- THE REQUEST:
Reproduce every entry exactly.

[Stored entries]
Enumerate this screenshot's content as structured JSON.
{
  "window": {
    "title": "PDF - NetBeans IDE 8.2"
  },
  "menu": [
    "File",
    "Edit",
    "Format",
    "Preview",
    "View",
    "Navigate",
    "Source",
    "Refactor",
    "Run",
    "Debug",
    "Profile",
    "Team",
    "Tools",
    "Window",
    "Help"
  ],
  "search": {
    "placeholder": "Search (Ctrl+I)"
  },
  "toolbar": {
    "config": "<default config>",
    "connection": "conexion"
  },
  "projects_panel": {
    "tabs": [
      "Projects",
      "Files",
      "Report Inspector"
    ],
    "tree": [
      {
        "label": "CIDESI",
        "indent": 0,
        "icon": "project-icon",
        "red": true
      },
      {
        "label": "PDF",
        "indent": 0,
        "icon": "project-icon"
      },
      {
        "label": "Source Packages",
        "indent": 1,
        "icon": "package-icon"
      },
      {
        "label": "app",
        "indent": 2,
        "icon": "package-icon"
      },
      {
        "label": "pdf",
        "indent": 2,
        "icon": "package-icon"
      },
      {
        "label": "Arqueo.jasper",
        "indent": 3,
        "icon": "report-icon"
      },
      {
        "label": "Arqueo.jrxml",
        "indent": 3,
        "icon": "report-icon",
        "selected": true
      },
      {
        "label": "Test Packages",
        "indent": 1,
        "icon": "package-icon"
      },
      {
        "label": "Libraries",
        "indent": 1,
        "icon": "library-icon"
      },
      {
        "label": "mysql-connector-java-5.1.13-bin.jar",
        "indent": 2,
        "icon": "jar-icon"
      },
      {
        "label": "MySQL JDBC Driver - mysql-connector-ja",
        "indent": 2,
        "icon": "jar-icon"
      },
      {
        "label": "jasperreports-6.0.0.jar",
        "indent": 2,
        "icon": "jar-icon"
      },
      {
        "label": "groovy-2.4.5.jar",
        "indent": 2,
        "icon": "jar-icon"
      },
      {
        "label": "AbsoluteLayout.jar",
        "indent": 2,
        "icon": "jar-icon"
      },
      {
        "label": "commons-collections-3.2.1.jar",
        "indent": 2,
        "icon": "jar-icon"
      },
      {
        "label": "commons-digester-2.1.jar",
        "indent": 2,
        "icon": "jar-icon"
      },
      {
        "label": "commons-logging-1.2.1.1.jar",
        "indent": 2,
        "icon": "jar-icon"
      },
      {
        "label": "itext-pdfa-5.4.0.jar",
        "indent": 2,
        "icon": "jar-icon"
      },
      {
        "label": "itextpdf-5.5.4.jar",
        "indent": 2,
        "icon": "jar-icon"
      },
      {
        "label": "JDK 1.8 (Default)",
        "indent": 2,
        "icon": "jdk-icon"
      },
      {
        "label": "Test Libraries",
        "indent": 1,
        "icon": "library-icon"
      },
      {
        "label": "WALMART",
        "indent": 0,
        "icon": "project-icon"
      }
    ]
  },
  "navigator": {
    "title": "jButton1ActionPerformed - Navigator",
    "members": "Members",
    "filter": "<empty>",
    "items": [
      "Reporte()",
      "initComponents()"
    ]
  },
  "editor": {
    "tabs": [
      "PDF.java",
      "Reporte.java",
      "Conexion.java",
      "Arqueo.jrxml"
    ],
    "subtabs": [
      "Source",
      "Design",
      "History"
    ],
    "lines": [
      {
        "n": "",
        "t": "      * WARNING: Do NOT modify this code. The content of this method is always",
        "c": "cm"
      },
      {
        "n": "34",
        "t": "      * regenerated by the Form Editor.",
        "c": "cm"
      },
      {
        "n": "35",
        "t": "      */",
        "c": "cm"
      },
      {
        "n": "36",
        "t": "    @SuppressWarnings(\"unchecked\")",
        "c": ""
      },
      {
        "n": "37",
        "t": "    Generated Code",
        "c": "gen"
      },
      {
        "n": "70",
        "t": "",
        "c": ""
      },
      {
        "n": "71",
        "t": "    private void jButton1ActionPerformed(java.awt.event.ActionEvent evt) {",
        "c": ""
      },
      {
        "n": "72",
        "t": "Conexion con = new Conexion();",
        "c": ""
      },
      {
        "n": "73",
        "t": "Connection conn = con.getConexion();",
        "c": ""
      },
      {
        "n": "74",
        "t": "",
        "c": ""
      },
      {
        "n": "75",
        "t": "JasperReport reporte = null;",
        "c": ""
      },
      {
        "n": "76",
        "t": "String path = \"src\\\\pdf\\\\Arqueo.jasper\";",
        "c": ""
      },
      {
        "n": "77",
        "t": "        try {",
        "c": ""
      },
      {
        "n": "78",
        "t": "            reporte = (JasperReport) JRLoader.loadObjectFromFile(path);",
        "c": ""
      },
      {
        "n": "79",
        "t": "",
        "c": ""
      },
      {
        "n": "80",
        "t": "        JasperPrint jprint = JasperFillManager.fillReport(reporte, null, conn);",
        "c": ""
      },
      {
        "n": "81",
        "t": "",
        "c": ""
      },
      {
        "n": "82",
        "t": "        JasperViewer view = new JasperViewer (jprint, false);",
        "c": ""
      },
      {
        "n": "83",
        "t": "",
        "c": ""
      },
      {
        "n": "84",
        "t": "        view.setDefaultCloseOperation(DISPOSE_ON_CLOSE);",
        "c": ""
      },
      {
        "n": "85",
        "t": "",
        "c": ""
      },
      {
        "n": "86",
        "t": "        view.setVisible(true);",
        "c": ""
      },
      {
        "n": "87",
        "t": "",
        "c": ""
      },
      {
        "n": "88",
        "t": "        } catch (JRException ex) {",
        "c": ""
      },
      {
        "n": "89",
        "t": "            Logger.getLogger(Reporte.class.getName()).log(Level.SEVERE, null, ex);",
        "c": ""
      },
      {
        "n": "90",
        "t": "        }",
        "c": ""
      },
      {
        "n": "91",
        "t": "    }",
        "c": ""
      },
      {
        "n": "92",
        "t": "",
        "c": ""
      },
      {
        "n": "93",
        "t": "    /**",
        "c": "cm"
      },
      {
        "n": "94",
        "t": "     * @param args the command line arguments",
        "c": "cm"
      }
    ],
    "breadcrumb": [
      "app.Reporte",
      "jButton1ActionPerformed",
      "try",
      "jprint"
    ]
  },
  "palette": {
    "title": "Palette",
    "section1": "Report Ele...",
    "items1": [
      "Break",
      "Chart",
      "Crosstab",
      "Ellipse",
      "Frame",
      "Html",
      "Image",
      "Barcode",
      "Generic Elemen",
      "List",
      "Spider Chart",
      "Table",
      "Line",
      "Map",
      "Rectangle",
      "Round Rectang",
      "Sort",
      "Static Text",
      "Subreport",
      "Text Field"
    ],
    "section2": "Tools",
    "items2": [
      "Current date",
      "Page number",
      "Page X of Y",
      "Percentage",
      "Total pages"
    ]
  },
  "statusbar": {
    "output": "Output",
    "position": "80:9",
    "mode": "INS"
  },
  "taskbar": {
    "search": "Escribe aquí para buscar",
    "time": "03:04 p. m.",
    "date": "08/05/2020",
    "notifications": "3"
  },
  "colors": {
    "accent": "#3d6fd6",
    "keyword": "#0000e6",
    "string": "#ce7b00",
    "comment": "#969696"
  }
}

- ANSWER FOR THIS EXERCISE:
Enumerate this screenshot's content as structured JSON.
{
  "window": {
    "title": "PDF - NetBeans IDE 8.2"
  },
  "menu": [
    "File",
    "Edit",
    "Format",
    "Preview",
    "View",
    "Navigate",
    "Source",
    "Refactor",
    "Run",
    "Debug",
    "Profile",
    "Team",
    "Tools",
    "Window",
    "Help"
  ],
  "search": {
    "placeholder": "Search (Ctrl+I)"
  },
  "toolbar": {
    "config": "<default config>",
    "connection": "conexion"
  },
  "projects_panel": {
    "tabs": [
      "Projects",
      "Files",
      "Report Inspector"
    ],
    "tree": [
      {
        "label": "CIDESI",
        "indent": 0,
        "icon": "project-icon",
        "red": true
      },
      {
        "label": "PDF",
        "indent": 0,
        "icon": "project-icon"
      },
      {
        "label": "Source Packages",
        "indent": 1,
        "icon": "package-icon"
      },
      {
        "label": "app",
        "indent": 2,
        "icon": "package-icon"
      },
      {
        "label": "pdf",
        "indent": 2,
        "icon": "package-icon"
      },
      {
        "label": "Arqueo.jasper",
        "indent": 3,
        "icon": "report-icon"
      },
      {
        "label": "Arqueo.jrxml",
        "indent": 3,
        "icon": "report-icon",
        "selected": true
      },
      {
        "label": "Test Packages",
        "indent": 1,
        "icon": "package-icon"
      },
      {
        "label": "Libraries",
        "indent": 1,
        "icon": "library-icon"
      },
      {
        "label": "mysql-connector-java-5.1.13-bin.jar",
        "indent": 2,
        "icon": "jar-icon"
      },
      {
        "label": "MySQL JDBC Driver - mysql-connector-ja",
        "indent": 2,
        "icon": "jar-icon"
      },
      {
        "label": "jasperreports-6.0.0.jar",
        "indent": 2,
        "icon": "jar-icon"
      },
      {
        "label": "groovy-2.4.5.jar",
        "indent": 2,
        "icon": "jar-icon"
      },
      {
        "label": "AbsoluteLayout.jar",
        "indent": 2,
        "icon": "jar-icon"
      },
      {
        "label": "commons-collections-3.2.1.jar",
        "indent": 2,
        "icon": "jar-icon"
      },
      {
        "label": "commons-digester-2.1.jar",
        "indent": 2,
        "icon": "jar-icon"
      },
      {
        "label": "commons-logging-1.2.1.1.jar",
        "indent": 2,
        "icon": "jar-icon"
      },
      {
        "label": "itext-pdfa-5.4.0.jar",
        "indent": 2,
        "icon": "jar-icon"
      },
      {
        "label": "itextpdf-5.5.4.jar",
        "indent": 2,
        "icon": "jar-icon"
      },
      {
        "label": "JDK 1.8 (Default)",
        "indent": 2,
        "icon": "jdk-icon"
      },
      {
        "label": "Test Libraries",
        "indent": 1,
        "icon": "library-icon"
      },
      {
        "label": "WALMART",
        "indent": 0,
        "icon": "project-icon"
      }
    ]
  },
  "navigator": {
    "title": "jButton1ActionPerformed - Navigator",
    "members": "Members",
    "filter": "<empty>",
    "items": [
      "Reporte()",
      "initComponents()"
    ]
  },
  "editor": {
    "tabs": [
      "PDF.java",
      "Reporte.java",
      "Conexion.java",
      "Arqueo.jrxml"
    ],
    "subtabs": [
      "Source",
      "Design",
      "History"
    ],
    "lines": [
      {
        "n": "",
        "t": "      * WARNING: Do NOT modify this code. The content of this method is always",
        "c": "cm"
      },
      {
        "n": "34",
        "t": "      * regenerated by the Form Editor.",
        "c": "cm"
      },
      {
        "n": "35",
        "t": "      */",
        "c": "cm"
      },
      {
        "n": "36",
        "t": "    @SuppressWarnings(\"unchecked\")",
        "c": ""
      },
      {
        "n": "37",
        "t": "    Generated Code",
        "c": "gen"
      },
      {
        "n": "70",
        "t": "",
        "c": ""
      },
      {
        "n": "71",
        "t": "    private void jButton1ActionPerformed(java.awt.event.ActionEvent evt) {",
        "c": ""
      },
      {
        "n": "72",
        "t": "Conexion con = new Conexion();",
        "c": ""
      },
      {
        "n": "73",
        "t": "Connection conn = con.getConexion();",
        "c": ""
      },
      {
        "n": "74",
        "t": "",
        "c": ""
      },
      {
        "n": "75",
        "t": "JasperReport reporte = null;",
        "c": ""
      },
      {
        "n": "76",
        "t": "String path = \"src\\\\pdf\\\\Arqueo.jasper\";",
        "c": ""
      },
      {
        "n": "77",
        "t": "        try {",
        "c": ""
      },
      {
        "n": "78",
        "t": "            reporte = (JasperReport) JRLoader.loadObjectFromFile(path);",
        "c": ""
      },
      {
        "n": "79",
        "t": "",
        "c": ""
      },
      {
        "n": "80",
        "t": "        JasperPrint jprint = JasperFillManager.fillReport(reporte, null, conn);",
        "c": ""
      },
      {
        "n": "81",
        "t": "",
        "c": ""
      },
      {
        "n": "82",
        "t": "        JasperViewer view = new JasperViewer (jprint, false);",
        "c": ""
      },
      {
        "n": "83",
        "t": "",
        "c": ""
      },
      {
        "n": "84",
        "t": "        view.setDefaultCloseOperation(DISPOSE_ON_CLOSE);",
        "c": ""
      },
      {
        "n": "85",
        "t": "",
        "c": ""
      },
      {
        "n": "86",
        "t": "        view.setVisible(true);",
        "c": ""
      },
      {
        "n": "87",
        "t": "",
        "c": ""
      },
      {
        "n": "88",
        "t": "        } catch (JRException ex) {",
        "c": ""
      },
      {
        "n": "89",
        "t": "            Logger.getLogger(Reporte.class.getName()).log(Level.SEVERE, null, ex);",
        "c": ""
      },
      {
        "n": "90",
        "t": "        }",
        "c": ""
      },
      {
        "n": "91",
        "t": "    }",
        "c": ""
      },
      {
        "n": "92",
        "t": "",
        "c": ""
      },
      {
        "n": "93",
        "t": "    /**",
        "c": "cm"
      },
      {
        "n": "94",
        "t": "     * @param args the command line arguments",
        "c": "cm"
      }
    ],
    "breadcrumb": [
      "app.Reporte",
      "jButton1ActionPerformed",
      "try",
      "jprint"
    ]
  },
  "palette": {
    "title": "Palette",
    "section1": "Report Ele...",
    "items1": [
      "Break",
      "Chart",
      "Crosstab",
      "Ellipse",
      "Frame",
      "Html",
      "Image",
      "Barcode",
      "Generic Elemen",
      "List",
      "Spider Chart",
      "Table",
      "Line",
      "Map",
      "Rectangle",
      "Round Rectang",
      "Sort",
      "Static Text",
      "Subreport",
      "Text Field"
    ],
    "section2": "Tools",
    "items2": [
      "Current date",
      "Page number",
      "Page X of Y",
      "Percentage",
      "Total pages"
    ]
  },
  "statusbar": {
    "output": "Output",
    "position": "80:9",
    "mode": "INS"
  },
  "taskbar": {
    "search": "Escribe aquí para buscar",
    "time": "03:04 p. m.",
    "date": "08/05/2020",
    "notifications": "3"
  },
  "colors": {
    "accent": "#3d6fd6",
    "keyword": "#0000e6",
    "string": "#ce7b00",
    "comment": "#969696"
  }
}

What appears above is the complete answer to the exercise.